__WHAT THE TASK ASKS__
Write every entry out again exactly, please, and skip the pictures.

## START DATA RECORDS

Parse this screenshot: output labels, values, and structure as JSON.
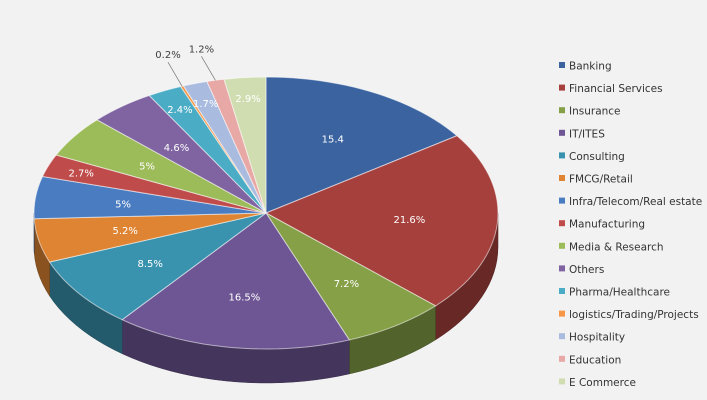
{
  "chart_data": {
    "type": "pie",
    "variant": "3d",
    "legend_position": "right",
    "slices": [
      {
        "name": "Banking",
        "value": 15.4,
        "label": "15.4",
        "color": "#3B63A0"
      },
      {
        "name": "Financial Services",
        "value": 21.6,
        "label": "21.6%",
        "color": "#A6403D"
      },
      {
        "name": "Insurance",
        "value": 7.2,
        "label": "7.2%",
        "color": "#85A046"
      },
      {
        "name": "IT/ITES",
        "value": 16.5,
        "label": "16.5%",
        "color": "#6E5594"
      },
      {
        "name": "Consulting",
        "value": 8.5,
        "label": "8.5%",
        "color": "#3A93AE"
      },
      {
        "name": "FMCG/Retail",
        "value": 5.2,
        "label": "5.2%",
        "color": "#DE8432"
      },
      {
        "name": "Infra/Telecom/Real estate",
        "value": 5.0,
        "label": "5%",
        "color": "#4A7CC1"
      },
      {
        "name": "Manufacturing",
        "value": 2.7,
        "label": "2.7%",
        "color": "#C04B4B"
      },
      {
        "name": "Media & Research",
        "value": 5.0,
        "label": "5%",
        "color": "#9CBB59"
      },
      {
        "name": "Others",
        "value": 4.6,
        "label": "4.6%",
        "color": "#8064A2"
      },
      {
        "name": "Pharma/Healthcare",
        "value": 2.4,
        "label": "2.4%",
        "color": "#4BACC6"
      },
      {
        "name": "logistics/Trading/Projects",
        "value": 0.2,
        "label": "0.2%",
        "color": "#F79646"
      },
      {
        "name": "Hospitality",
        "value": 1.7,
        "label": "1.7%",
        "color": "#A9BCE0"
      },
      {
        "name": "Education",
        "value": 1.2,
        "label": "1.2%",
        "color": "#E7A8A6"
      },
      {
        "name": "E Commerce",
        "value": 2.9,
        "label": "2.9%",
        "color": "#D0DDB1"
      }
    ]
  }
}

## END DATA RECORDS

__TASK ANSWER__
Parse this screenshot: output labels, values, and structure as JSON.
{
  "chart_data": {
    "type": "pie",
    "variant": "3d",
    "legend_position": "right",
    "slices": [
      {
        "name": "Banking",
        "value": 15.4,
        "label": "15.4",
        "color": "#3B63A0"
      },
      {
        "name": "Financial Services",
        "value": 21.6,
        "label": "21.6%",
        "color": "#A6403D"
      },
      {
        "name": "Insurance",
        "value": 7.2,
        "label": "7.2%",
        "color": "#85A046"
      },
      {
        "name": "IT/ITES",
        "value": 16.5,
        "label": "16.5%",
        "color": "#6E5594"
      },
      {
        "name": "Consulting",
        "value": 8.5,
        "label": "8.5%",
        "color": "#3A93AE"
      },
      {
        "name": "FMCG/Retail",
        "value": 5.2,
        "label": "5.2%",
        "color": "#DE8432"
      },
      {
        "name": "Infra/Telecom/Real estate",
        "value": 5.0,
        "label": "5%",
        "color": "#4A7CC1"
      },
      {
        "name": "Manufacturing",
        "value": 2.7,
        "label": "2.7%",
        "color": "#C04B4B"
      },
      {
        "name": "Media & Research",
        "value": 5.0,
        "label": "5%",
        "color": "#9CBB59"
      },
      {
        "name": "Others",
        "value": 4.6,
        "label": "4.6%",
        "color": "#8064A2"
      },
      {
        "name": "Pharma/Healthcare",
        "value": 2.4,
        "label": "2.4%",
        "color": "#4BACC6"
      },
      {
        "name": "logistics/Trading/Projects",
        "value": 0.2,
        "label": "0.2%",
        "color": "#F79646"
      },
      {
        "name": "Hospitality",
        "value": 1.7,
        "label": "1.7%",
        "color": "#A9BCE0"
      },
      {
        "name": "Education",
        "value": 1.2,
        "label": "1.2%",
        "color": "#E7A8A6"
      },
      {
        "name": "E Commerce",
        "value": 2.9,
        "label": "2.9%",
        "color": "#D0DDB1"
      }
    ]
  }
}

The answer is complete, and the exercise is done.